[Excerpted data start]

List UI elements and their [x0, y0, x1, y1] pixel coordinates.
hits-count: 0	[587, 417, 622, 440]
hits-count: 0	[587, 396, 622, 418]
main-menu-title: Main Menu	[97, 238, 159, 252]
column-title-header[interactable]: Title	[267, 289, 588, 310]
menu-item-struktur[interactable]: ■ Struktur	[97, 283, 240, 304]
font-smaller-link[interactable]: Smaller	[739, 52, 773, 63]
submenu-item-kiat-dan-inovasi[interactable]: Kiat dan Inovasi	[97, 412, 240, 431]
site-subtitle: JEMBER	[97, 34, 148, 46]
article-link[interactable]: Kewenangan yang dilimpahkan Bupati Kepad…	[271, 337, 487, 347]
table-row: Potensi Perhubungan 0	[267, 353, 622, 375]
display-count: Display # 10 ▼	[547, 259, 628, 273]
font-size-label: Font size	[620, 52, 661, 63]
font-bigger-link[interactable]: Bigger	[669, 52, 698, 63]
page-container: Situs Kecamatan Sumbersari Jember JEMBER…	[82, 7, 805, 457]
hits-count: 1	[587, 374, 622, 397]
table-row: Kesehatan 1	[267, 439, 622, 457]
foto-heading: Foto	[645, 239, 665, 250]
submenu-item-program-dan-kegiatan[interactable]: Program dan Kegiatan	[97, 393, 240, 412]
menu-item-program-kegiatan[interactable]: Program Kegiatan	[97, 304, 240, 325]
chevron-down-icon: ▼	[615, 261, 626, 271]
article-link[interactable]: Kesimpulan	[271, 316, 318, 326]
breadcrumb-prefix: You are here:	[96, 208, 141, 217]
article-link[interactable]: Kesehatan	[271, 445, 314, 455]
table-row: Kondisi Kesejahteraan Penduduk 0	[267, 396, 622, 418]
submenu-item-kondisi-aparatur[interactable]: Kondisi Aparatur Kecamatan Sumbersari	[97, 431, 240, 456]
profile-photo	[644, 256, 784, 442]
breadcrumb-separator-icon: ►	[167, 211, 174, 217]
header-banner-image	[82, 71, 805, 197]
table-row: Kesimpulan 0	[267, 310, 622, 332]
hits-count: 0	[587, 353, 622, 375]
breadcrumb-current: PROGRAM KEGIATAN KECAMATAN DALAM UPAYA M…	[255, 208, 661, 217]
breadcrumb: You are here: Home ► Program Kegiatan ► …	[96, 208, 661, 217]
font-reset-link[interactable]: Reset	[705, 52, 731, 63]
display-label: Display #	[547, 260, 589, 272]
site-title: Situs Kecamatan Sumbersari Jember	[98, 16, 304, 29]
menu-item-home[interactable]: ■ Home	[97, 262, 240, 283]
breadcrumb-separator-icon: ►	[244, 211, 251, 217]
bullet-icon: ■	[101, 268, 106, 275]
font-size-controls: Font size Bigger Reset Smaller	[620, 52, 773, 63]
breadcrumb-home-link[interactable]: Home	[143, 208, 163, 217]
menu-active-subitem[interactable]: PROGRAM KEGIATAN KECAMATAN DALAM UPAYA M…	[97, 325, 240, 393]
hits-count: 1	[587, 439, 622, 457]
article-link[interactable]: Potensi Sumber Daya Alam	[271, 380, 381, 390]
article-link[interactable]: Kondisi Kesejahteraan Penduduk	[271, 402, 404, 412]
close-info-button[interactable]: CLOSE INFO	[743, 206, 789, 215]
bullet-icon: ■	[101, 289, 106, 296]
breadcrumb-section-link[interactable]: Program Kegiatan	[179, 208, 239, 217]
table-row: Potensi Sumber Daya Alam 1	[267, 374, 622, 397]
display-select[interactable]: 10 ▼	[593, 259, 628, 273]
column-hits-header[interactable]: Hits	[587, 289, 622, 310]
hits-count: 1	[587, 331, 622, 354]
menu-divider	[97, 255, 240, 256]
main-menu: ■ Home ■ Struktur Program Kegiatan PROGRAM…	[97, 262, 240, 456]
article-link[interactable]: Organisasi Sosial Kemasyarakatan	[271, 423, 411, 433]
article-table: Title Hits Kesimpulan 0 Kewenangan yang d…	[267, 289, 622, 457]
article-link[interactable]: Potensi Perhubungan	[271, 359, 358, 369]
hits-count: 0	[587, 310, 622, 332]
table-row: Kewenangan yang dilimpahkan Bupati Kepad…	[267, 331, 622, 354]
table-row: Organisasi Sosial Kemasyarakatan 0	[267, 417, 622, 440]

[Excerpted data end]

- Task directions: Reproduce every row above verbatim, keeping the same order.

- Finished exercise:
List UI elements and their [x0, y0, x1, y1] pixel coordinates.
hits-count: 0	[587, 417, 622, 440]
hits-count: 0	[587, 396, 622, 418]
main-menu-title: Main Menu	[97, 238, 159, 252]
column-title-header[interactable]: Title	[267, 289, 588, 310]
menu-item-struktur[interactable]: ■ Struktur	[97, 283, 240, 304]
font-smaller-link[interactable]: Smaller	[739, 52, 773, 63]
submenu-item-kiat-dan-inovasi[interactable]: Kiat dan Inovasi	[97, 412, 240, 431]
site-subtitle: JEMBER	[97, 34, 148, 46]
article-link[interactable]: Kewenangan yang dilimpahkan Bupati Kepad…	[271, 337, 487, 347]
table-row: Potensi Perhubungan 0	[267, 353, 622, 375]
display-count: Display # 10 ▼	[547, 259, 628, 273]
font-size-label: Font size	[620, 52, 661, 63]
font-bigger-link[interactable]: Bigger	[669, 52, 698, 63]
page-container: Situs Kecamatan Sumbersari Jember JEMBER…	[82, 7, 805, 457]
hits-count: 1	[587, 374, 622, 397]
table-row: Kesehatan 1	[267, 439, 622, 457]
foto-heading: Foto	[645, 239, 665, 250]
submenu-item-program-dan-kegiatan[interactable]: Program dan Kegiatan	[97, 393, 240, 412]
menu-item-program-kegiatan[interactable]: Program Kegiatan	[97, 304, 240, 325]
chevron-down-icon: ▼	[615, 261, 626, 271]
article-link[interactable]: Kesimpulan	[271, 316, 318, 326]
breadcrumb-prefix: You are here:	[96, 208, 141, 217]
article-link[interactable]: Kesehatan	[271, 445, 314, 455]
table-row: Kondisi Kesejahteraan Penduduk 0	[267, 396, 622, 418]
submenu-item-kondisi-aparatur[interactable]: Kondisi Aparatur Kecamatan Sumbersari	[97, 431, 240, 456]
profile-photo	[644, 256, 784, 442]
breadcrumb-separator-icon: ►	[167, 211, 174, 217]
header-banner-image	[82, 71, 805, 197]
table-row: Kesimpulan 0	[267, 310, 622, 332]
hits-count: 0	[587, 353, 622, 375]
breadcrumb-current: PROGRAM KEGIATAN KECAMATAN DALAM UPAYA M…	[255, 208, 661, 217]
breadcrumb: You are here: Home ► Program Kegiatan ► …	[96, 208, 661, 217]
font-reset-link[interactable]: Reset	[705, 52, 731, 63]
display-label: Display #	[547, 260, 589, 272]
site-title: Situs Kecamatan Sumbersari Jember	[98, 16, 304, 29]
menu-item-home[interactable]: ■ Home	[97, 262, 240, 283]
breadcrumb-separator-icon: ►	[244, 211, 251, 217]
bullet-icon: ■	[101, 268, 106, 275]
font-size-controls: Font size Bigger Reset Smaller	[620, 52, 773, 63]
breadcrumb-home-link[interactable]: Home	[143, 208, 163, 217]
menu-active-subitem[interactable]: PROGRAM KEGIATAN KECAMATAN DALAM UPAYA M…	[97, 325, 240, 393]
hits-count: 1	[587, 439, 622, 457]
article-link[interactable]: Potensi Sumber Daya Alam	[271, 380, 381, 390]
article-link[interactable]: Kondisi Kesejahteraan Penduduk	[271, 402, 404, 412]
close-info-button[interactable]: CLOSE INFO	[743, 206, 789, 215]
bullet-icon: ■	[101, 289, 106, 296]
breadcrumb-section-link[interactable]: Program Kegiatan	[179, 208, 239, 217]
table-row: Potensi Sumber Daya Alam 1	[267, 374, 622, 397]
display-select[interactable]: 10 ▼	[593, 259, 628, 273]
column-hits-header[interactable]: Hits	[587, 289, 622, 310]
hits-count: 1	[587, 331, 622, 354]
menu-divider	[97, 255, 240, 256]
main-menu: ■ Home ■ Struktur Program Kegiatan PROGRAM…	[97, 262, 240, 456]
article-link[interactable]: Organisasi Sosial Kemasyarakatan	[271, 423, 411, 433]
article-table: Title Hits Kesimpulan 0 Kewenangan yang d…	[267, 289, 622, 457]
article-link[interactable]: Potensi Perhubungan	[271, 359, 358, 369]
hits-count: 0	[587, 310, 622, 332]
table-row: Kewenangan yang dilimpahkan Bupati Kepad…	[267, 331, 622, 354]
table-row: Organisasi Sosial Kemasyarakatan 0	[267, 417, 622, 440]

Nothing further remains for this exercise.